#### Objective
Quote the listing below in full and exactly as written, but omit every picture.

#### Records for processing
----------------------------------------
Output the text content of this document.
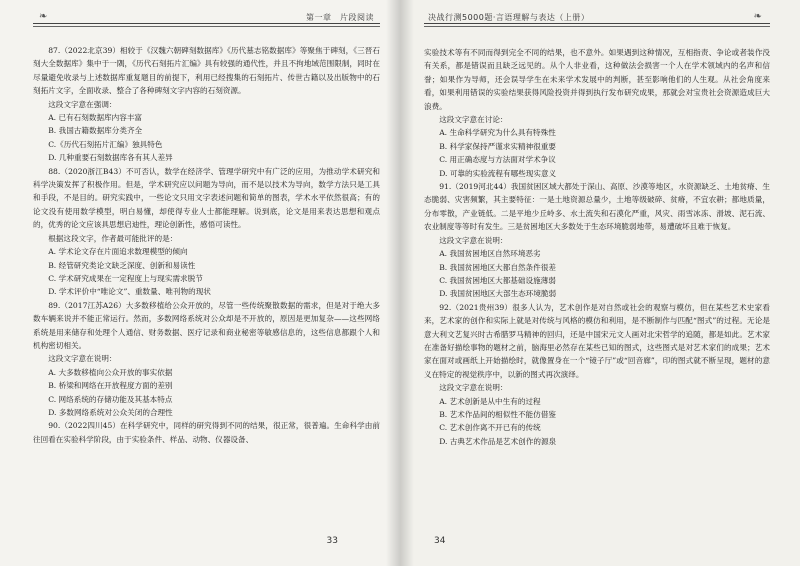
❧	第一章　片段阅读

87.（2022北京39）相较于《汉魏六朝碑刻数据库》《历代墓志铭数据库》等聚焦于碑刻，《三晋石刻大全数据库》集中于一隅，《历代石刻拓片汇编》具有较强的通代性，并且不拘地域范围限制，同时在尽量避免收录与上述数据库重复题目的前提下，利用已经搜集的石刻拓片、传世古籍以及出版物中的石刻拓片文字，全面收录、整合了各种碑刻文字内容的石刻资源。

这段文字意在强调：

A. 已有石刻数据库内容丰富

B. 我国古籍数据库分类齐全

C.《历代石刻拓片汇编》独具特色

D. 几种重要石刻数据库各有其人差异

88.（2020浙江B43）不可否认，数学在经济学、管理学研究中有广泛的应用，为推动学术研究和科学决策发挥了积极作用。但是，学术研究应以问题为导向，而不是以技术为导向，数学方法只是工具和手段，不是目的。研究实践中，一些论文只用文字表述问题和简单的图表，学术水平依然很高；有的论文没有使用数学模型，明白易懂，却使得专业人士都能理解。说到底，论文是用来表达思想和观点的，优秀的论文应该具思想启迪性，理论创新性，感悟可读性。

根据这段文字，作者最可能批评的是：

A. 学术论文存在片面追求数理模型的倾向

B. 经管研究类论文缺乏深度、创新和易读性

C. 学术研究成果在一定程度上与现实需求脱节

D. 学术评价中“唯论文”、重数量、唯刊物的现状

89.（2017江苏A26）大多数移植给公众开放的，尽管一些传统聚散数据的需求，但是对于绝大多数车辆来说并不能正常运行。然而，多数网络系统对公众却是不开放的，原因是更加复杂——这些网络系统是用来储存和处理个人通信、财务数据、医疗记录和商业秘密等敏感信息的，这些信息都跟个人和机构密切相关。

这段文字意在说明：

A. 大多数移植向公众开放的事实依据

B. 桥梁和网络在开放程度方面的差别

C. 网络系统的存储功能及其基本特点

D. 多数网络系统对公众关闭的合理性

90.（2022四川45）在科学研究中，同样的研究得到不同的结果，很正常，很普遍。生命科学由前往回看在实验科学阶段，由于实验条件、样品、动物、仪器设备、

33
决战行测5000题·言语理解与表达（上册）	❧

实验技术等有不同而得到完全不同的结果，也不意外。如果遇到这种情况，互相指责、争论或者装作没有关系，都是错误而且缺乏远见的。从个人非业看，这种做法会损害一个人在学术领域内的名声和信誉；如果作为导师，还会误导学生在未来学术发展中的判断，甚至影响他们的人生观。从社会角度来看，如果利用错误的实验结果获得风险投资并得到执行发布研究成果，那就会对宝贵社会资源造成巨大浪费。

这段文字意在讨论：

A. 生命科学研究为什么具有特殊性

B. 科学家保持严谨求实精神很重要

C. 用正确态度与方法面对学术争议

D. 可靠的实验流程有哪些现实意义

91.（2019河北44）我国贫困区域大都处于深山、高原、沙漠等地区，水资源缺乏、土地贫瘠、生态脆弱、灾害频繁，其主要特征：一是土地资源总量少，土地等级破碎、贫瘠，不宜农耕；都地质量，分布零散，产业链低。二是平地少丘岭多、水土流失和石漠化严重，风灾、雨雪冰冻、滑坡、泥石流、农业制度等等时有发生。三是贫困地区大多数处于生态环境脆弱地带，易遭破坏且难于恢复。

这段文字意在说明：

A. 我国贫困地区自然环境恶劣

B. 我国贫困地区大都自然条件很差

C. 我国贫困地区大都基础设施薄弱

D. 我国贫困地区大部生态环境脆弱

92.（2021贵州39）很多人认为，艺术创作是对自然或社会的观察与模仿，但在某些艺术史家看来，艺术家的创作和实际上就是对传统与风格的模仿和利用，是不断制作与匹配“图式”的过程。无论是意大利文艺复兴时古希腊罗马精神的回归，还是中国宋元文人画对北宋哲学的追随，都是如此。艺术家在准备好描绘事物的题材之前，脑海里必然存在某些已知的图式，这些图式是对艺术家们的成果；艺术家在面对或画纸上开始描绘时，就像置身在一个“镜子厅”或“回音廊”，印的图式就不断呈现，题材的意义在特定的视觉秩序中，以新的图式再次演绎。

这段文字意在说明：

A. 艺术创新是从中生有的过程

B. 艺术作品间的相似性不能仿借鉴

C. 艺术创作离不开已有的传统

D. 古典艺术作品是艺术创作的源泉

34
----------------------------------------
#### Solution
Output the text content of this document.
❧	第一章　片段阅读

87.（2022北京39）相较于《汉魏六朝碑刻数据库》《历代墓志铭数据库》等聚焦于碑刻，《三晋石刻大全数据库》集中于一隅，《历代石刻拓片汇编》具有较强的通代性，并且不拘地域范围限制，同时在尽量避免收录与上述数据库重复题目的前提下，利用已经搜集的石刻拓片、传世古籍以及出版物中的石刻拓片文字，全面收录、整合了各种碑刻文字内容的石刻资源。

这段文字意在强调：

A. 已有石刻数据库内容丰富

B. 我国古籍数据库分类齐全

C.《历代石刻拓片汇编》独具特色

D. 几种重要石刻数据库各有其人差异

88.（2020浙江B43）不可否认，数学在经济学、管理学研究中有广泛的应用，为推动学术研究和科学决策发挥了积极作用。但是，学术研究应以问题为导向，而不是以技术为导向，数学方法只是工具和手段，不是目的。研究实践中，一些论文只用文字表述问题和简单的图表，学术水平依然很高；有的论文没有使用数学模型，明白易懂，却使得专业人士都能理解。说到底，论文是用来表达思想和观点的，优秀的论文应该具思想启迪性，理论创新性，感悟可读性。

根据这段文字，作者最可能批评的是：

A. 学术论文存在片面追求数理模型的倾向

B. 经管研究类论文缺乏深度、创新和易读性

C. 学术研究成果在一定程度上与现实需求脱节

D. 学术评价中“唯论文”、重数量、唯刊物的现状

89.（2017江苏A26）大多数移植给公众开放的，尽管一些传统聚散数据的需求，但是对于绝大多数车辆来说并不能正常运行。然而，多数网络系统对公众却是不开放的，原因是更加复杂——这些网络系统是用来储存和处理个人通信、财务数据、医疗记录和商业秘密等敏感信息的，这些信息都跟个人和机构密切相关。

这段文字意在说明：

A. 大多数移植向公众开放的事实依据

B. 桥梁和网络在开放程度方面的差别

C. 网络系统的存储功能及其基本特点

D. 多数网络系统对公众关闭的合理性

90.（2022四川45）在科学研究中，同样的研究得到不同的结果，很正常，很普遍。生命科学由前往回看在实验科学阶段，由于实验条件、样品、动物、仪器设备、

33
决战行测5000题·言语理解与表达（上册）	❧

实验技术等有不同而得到完全不同的结果，也不意外。如果遇到这种情况，互相指责、争论或者装作没有关系，都是错误而且缺乏远见的。从个人非业看，这种做法会损害一个人在学术领域内的名声和信誉；如果作为导师，还会误导学生在未来学术发展中的判断，甚至影响他们的人生观。从社会角度来看，如果利用错误的实验结果获得风险投资并得到执行发布研究成果，那就会对宝贵社会资源造成巨大浪费。

这段文字意在讨论：

A. 生命科学研究为什么具有特殊性

B. 科学家保持严谨求实精神很重要

C. 用正确态度与方法面对学术争议

D. 可靠的实验流程有哪些现实意义

91.（2019河北44）我国贫困区域大都处于深山、高原、沙漠等地区，水资源缺乏、土地贫瘠、生态脆弱、灾害频繁，其主要特征：一是土地资源总量少，土地等级破碎、贫瘠，不宜农耕；都地质量，分布零散，产业链低。二是平地少丘岭多、水土流失和石漠化严重，风灾、雨雪冰冻、滑坡、泥石流、农业制度等等时有发生。三是贫困地区大多数处于生态环境脆弱地带，易遭破坏且难于恢复。

这段文字意在说明：

A. 我国贫困地区自然环境恶劣

B. 我国贫困地区大都自然条件很差

C. 我国贫困地区大都基础设施薄弱

D. 我国贫困地区大部生态环境脆弱

92.（2021贵州39）很多人认为，艺术创作是对自然或社会的观察与模仿，但在某些艺术史家看来，艺术家的创作和实际上就是对传统与风格的模仿和利用，是不断制作与匹配“图式”的过程。无论是意大利文艺复兴时古希腊罗马精神的回归，还是中国宋元文人画对北宋哲学的追随，都是如此。艺术家在准备好描绘事物的题材之前，脑海里必然存在某些已知的图式，这些图式是对艺术家们的成果；艺术家在面对或画纸上开始描绘时，就像置身在一个“镜子厅”或“回音廊”，印的图式就不断呈现，题材的意义在特定的视觉秩序中，以新的图式再次演绎。

这段文字意在说明：

A. 艺术创新是从中生有的过程

B. 艺术作品间的相似性不能仿借鉴

C. 艺术创作离不开已有的传统

D. 古典艺术作品是艺术创作的源泉

34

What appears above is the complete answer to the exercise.